Raw records:
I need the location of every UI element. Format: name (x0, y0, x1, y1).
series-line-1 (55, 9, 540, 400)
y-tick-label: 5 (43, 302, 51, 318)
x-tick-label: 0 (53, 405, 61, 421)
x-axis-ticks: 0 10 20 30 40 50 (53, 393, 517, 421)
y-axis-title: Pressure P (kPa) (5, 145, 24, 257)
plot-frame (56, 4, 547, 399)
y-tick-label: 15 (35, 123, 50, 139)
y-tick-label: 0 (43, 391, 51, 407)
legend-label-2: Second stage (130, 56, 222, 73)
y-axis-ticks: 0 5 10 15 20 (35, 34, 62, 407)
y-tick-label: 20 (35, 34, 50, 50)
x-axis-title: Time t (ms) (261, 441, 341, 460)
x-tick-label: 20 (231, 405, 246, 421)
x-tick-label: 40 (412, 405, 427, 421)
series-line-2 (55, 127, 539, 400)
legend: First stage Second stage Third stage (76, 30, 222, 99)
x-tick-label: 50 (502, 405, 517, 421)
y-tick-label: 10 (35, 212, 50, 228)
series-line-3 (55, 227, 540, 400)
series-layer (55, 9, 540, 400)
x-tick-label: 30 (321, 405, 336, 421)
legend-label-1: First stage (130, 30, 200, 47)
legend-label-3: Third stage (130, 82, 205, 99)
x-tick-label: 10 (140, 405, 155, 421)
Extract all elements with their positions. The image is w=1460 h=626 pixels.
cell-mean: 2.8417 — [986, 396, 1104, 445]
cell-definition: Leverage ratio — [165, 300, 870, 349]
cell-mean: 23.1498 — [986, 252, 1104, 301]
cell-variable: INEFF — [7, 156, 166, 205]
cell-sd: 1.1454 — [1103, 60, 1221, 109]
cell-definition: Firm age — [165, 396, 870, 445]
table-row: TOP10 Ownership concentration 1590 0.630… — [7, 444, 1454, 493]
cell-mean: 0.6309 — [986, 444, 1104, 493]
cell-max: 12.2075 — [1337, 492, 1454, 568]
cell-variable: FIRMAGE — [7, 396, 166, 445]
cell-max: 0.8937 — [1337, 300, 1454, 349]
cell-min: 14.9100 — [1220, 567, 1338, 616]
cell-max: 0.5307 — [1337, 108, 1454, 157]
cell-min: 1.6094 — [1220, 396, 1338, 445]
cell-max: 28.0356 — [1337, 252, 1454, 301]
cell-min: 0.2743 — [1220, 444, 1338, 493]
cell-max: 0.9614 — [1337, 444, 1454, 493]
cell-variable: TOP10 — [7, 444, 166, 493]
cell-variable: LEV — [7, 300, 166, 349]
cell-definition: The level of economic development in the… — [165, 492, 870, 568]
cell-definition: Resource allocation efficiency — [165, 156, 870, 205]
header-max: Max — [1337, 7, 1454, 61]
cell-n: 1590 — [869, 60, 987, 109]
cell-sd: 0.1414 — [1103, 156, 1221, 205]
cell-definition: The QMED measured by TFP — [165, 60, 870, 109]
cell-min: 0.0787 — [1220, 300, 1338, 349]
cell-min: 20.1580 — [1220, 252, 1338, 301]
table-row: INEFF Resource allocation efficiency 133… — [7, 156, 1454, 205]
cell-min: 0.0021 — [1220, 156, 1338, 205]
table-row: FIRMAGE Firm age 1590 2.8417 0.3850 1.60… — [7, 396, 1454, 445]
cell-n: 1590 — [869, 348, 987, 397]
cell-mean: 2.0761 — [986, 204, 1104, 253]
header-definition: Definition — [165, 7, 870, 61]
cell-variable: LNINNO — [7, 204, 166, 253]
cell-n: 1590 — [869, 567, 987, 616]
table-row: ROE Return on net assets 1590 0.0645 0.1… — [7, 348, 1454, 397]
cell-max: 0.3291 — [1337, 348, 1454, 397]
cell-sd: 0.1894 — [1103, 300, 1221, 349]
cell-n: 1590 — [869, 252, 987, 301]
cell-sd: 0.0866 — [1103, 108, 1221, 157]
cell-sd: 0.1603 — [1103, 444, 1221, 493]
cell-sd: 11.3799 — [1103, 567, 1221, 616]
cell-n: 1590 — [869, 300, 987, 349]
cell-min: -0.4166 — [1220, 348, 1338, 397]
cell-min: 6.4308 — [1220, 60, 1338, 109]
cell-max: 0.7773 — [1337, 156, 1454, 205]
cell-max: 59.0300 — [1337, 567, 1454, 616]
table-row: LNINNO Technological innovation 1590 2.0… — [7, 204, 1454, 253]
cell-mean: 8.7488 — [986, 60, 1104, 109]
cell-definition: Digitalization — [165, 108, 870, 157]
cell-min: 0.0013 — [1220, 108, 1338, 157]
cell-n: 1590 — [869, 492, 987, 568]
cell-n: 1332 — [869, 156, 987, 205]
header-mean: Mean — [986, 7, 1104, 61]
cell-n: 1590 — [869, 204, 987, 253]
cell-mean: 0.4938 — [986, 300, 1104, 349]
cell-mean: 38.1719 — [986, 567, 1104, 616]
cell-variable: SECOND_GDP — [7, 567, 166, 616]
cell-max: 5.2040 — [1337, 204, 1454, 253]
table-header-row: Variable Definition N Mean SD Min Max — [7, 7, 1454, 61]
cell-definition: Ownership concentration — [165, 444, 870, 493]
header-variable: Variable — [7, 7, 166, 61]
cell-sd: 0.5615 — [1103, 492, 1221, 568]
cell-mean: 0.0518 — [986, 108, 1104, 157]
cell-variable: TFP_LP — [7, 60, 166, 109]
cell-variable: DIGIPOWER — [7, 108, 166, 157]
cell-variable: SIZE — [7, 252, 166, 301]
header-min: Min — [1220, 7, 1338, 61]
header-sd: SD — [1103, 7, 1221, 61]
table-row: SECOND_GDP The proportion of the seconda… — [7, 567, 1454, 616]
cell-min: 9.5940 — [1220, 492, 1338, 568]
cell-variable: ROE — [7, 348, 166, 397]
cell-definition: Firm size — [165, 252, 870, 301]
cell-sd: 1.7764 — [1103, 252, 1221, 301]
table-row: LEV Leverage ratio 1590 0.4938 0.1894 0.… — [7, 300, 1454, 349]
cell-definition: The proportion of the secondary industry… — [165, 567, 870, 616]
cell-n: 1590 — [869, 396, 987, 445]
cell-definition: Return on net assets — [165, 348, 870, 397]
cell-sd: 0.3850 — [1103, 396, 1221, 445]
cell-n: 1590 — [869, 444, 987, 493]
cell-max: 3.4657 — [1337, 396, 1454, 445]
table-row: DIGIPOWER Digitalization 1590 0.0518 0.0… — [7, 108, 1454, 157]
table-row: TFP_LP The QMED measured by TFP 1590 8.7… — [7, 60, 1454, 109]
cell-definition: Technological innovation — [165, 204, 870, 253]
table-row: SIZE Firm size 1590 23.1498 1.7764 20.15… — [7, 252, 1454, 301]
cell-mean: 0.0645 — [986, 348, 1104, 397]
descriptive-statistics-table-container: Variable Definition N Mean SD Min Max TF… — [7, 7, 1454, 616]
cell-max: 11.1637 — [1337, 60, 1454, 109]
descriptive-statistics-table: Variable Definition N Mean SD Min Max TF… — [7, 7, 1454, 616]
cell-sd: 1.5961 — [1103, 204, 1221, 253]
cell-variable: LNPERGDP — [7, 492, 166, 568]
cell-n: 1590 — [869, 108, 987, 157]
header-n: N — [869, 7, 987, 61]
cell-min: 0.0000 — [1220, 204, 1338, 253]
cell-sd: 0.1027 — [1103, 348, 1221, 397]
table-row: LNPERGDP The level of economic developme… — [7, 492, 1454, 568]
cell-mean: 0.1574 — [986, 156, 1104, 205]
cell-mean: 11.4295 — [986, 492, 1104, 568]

● **Task brief**:
Copy out all of these lines again, substituting "Middle stage" for every occurrence of "Second stage" and keeping everything else the same.

● **Response**:
I need the location of every UI element. Format: name (x0, y0, x1, y1).
series-line-1 (55, 9, 540, 400)
y-tick-label: 5 (43, 302, 51, 318)
x-tick-label: 0 (53, 405, 61, 421)
x-axis-ticks: 0 10 20 30 40 50 (53, 393, 517, 421)
y-axis-title: Pressure P (kPa) (5, 145, 24, 257)
plot-frame (56, 4, 547, 399)
y-tick-label: 15 (35, 123, 50, 139)
y-tick-label: 0 (43, 391, 51, 407)
legend-label-2: Middle stage (130, 56, 222, 73)
y-axis-ticks: 0 5 10 15 20 (35, 34, 62, 407)
y-tick-label: 20 (35, 34, 50, 50)
x-axis-title: Time t (ms) (261, 441, 341, 460)
x-tick-label: 20 (231, 405, 246, 421)
x-tick-label: 40 (412, 405, 427, 421)
series-line-2 (55, 127, 539, 400)
legend: First stage Middle stage Third stage (76, 30, 222, 99)
x-tick-label: 50 (502, 405, 517, 421)
y-tick-label: 10 (35, 212, 50, 228)
series-line-3 (55, 227, 540, 400)
series-layer (55, 9, 540, 400)
x-tick-label: 30 (321, 405, 336, 421)
legend-label-1: First stage (130, 30, 200, 47)
legend-label-3: Third stage (130, 82, 205, 99)
x-tick-label: 10 (140, 405, 155, 421)
Extract all elements with their positions. The image is w=1460 h=626 pixels.
cell-mean: 2.8417 — [986, 396, 1104, 445]
cell-definition: Leverage ratio — [165, 300, 870, 349]
cell-mean: 23.1498 — [986, 252, 1104, 301]
cell-variable: INEFF — [7, 156, 166, 205]
cell-sd: 1.1454 — [1103, 60, 1221, 109]
cell-definition: Firm age — [165, 396, 870, 445]
table-row: TOP10 Ownership concentration 1590 0.630… — [7, 444, 1454, 493]
cell-mean: 0.6309 — [986, 444, 1104, 493]
cell-max: 12.2075 — [1337, 492, 1454, 568]
cell-variable: FIRMAGE — [7, 396, 166, 445]
cell-max: 0.8937 — [1337, 300, 1454, 349]
cell-min: 14.9100 — [1220, 567, 1338, 616]
cell-max: 0.5307 — [1337, 108, 1454, 157]
cell-min: 1.6094 — [1220, 396, 1338, 445]
cell-max: 28.0356 — [1337, 252, 1454, 301]
cell-min: 0.2743 — [1220, 444, 1338, 493]
cell-max: 0.9614 — [1337, 444, 1454, 493]
cell-variable: TOP10 — [7, 444, 166, 493]
cell-variable: LEV — [7, 300, 166, 349]
cell-definition: The level of economic development in the… — [165, 492, 870, 568]
cell-definition: Resource allocation efficiency — [165, 156, 870, 205]
header-max: Max — [1337, 7, 1454, 61]
cell-n: 1590 — [869, 60, 987, 109]
cell-sd: 0.1414 — [1103, 156, 1221, 205]
cell-definition: The QMED measured by TFP — [165, 60, 870, 109]
cell-min: 0.0787 — [1220, 300, 1338, 349]
cell-min: 20.1580 — [1220, 252, 1338, 301]
table-row: INEFF Resource allocation efficiency 133… — [7, 156, 1454, 205]
cell-min: 0.0021 — [1220, 156, 1338, 205]
table-row: FIRMAGE Firm age 1590 2.8417 0.3850 1.60… — [7, 396, 1454, 445]
cell-n: 1590 — [869, 348, 987, 397]
cell-mean: 2.0761 — [986, 204, 1104, 253]
header-definition: Definition — [165, 7, 870, 61]
cell-variable: LNINNO — [7, 204, 166, 253]
cell-n: 1590 — [869, 567, 987, 616]
table-row: ROE Return on net assets 1590 0.0645 0.1… — [7, 348, 1454, 397]
cell-max: 0.3291 — [1337, 348, 1454, 397]
cell-sd: 0.1894 — [1103, 300, 1221, 349]
cell-n: 1590 — [869, 252, 987, 301]
cell-sd: 0.0866 — [1103, 108, 1221, 157]
cell-sd: 0.1603 — [1103, 444, 1221, 493]
cell-sd: 11.3799 — [1103, 567, 1221, 616]
cell-n: 1590 — [869, 300, 987, 349]
cell-min: -0.4166 — [1220, 348, 1338, 397]
cell-min: 6.4308 — [1220, 60, 1338, 109]
cell-max: 0.7773 — [1337, 156, 1454, 205]
cell-max: 59.0300 — [1337, 567, 1454, 616]
table-row: LNINNO Technological innovation 1590 2.0… — [7, 204, 1454, 253]
cell-mean: 8.7488 — [986, 60, 1104, 109]
cell-definition: Digitalization — [165, 108, 870, 157]
cell-min: 0.0013 — [1220, 108, 1338, 157]
cell-n: 1590 — [869, 492, 987, 568]
cell-n: 1332 — [869, 156, 987, 205]
header-mean: Mean — [986, 7, 1104, 61]
cell-n: 1590 — [869, 204, 987, 253]
cell-mean: 0.4938 — [986, 300, 1104, 349]
cell-mean: 38.1719 — [986, 567, 1104, 616]
cell-variable: SECOND_GDP — [7, 567, 166, 616]
cell-max: 5.2040 — [1337, 204, 1454, 253]
table-header-row: Variable Definition N Mean SD Min Max — [7, 7, 1454, 61]
cell-definition: Ownership concentration — [165, 444, 870, 493]
header-variable: Variable — [7, 7, 166, 61]
cell-sd: 0.5615 — [1103, 492, 1221, 568]
cell-mean: 0.0518 — [986, 108, 1104, 157]
cell-variable: TFP_LP — [7, 60, 166, 109]
cell-variable: DIGIPOWER — [7, 108, 166, 157]
cell-variable: SIZE — [7, 252, 166, 301]
header-min: Min — [1220, 7, 1338, 61]
header-sd: SD — [1103, 7, 1221, 61]
table-row: SECOND_GDP The proportion of the seconda… — [7, 567, 1454, 616]
cell-min: 9.5940 — [1220, 492, 1338, 568]
cell-variable: ROE — [7, 348, 166, 397]
cell-definition: Firm size — [165, 252, 870, 301]
cell-sd: 1.7764 — [1103, 252, 1221, 301]
table-row: LEV Leverage ratio 1590 0.4938 0.1894 0.… — [7, 300, 1454, 349]
cell-definition: The proportion of the secondary industry… — [165, 567, 870, 616]
cell-n: 1590 — [869, 396, 987, 445]
cell-definition: Return on net assets — [165, 348, 870, 397]
cell-sd: 0.3850 — [1103, 396, 1221, 445]
cell-n: 1590 — [869, 444, 987, 493]
cell-max: 3.4657 — [1337, 396, 1454, 445]
table-row: DIGIPOWER Digitalization 1590 0.0518 0.0… — [7, 108, 1454, 157]
table-row: TFP_LP The QMED measured by TFP 1590 8.7… — [7, 60, 1454, 109]
cell-definition: Technological innovation — [165, 204, 870, 253]
table-row: SIZE Firm size 1590 23.1498 1.7764 20.15… — [7, 252, 1454, 301]
cell-mean: 0.0645 — [986, 348, 1104, 397]
descriptive-statistics-table-container: Variable Definition N Mean SD Min Max TF… — [7, 7, 1454, 616]
cell-max: 11.1637 — [1337, 60, 1454, 109]
descriptive-statistics-table: Variable Definition N Mean SD Min Max TF… — [7, 7, 1454, 616]
cell-sd: 1.5961 — [1103, 204, 1221, 253]
cell-variable: LNPERGDP — [7, 492, 166, 568]
cell-n: 1590 — [869, 108, 987, 157]
header-n: N — [869, 7, 987, 61]
cell-min: 0.0000 — [1220, 204, 1338, 253]
cell-sd: 0.1027 — [1103, 348, 1221, 397]
table-row: LNPERGDP The level of economic developme… — [7, 492, 1454, 568]
cell-mean: 0.1574 — [986, 156, 1104, 205]
cell-mean: 11.4295 — [986, 492, 1104, 568]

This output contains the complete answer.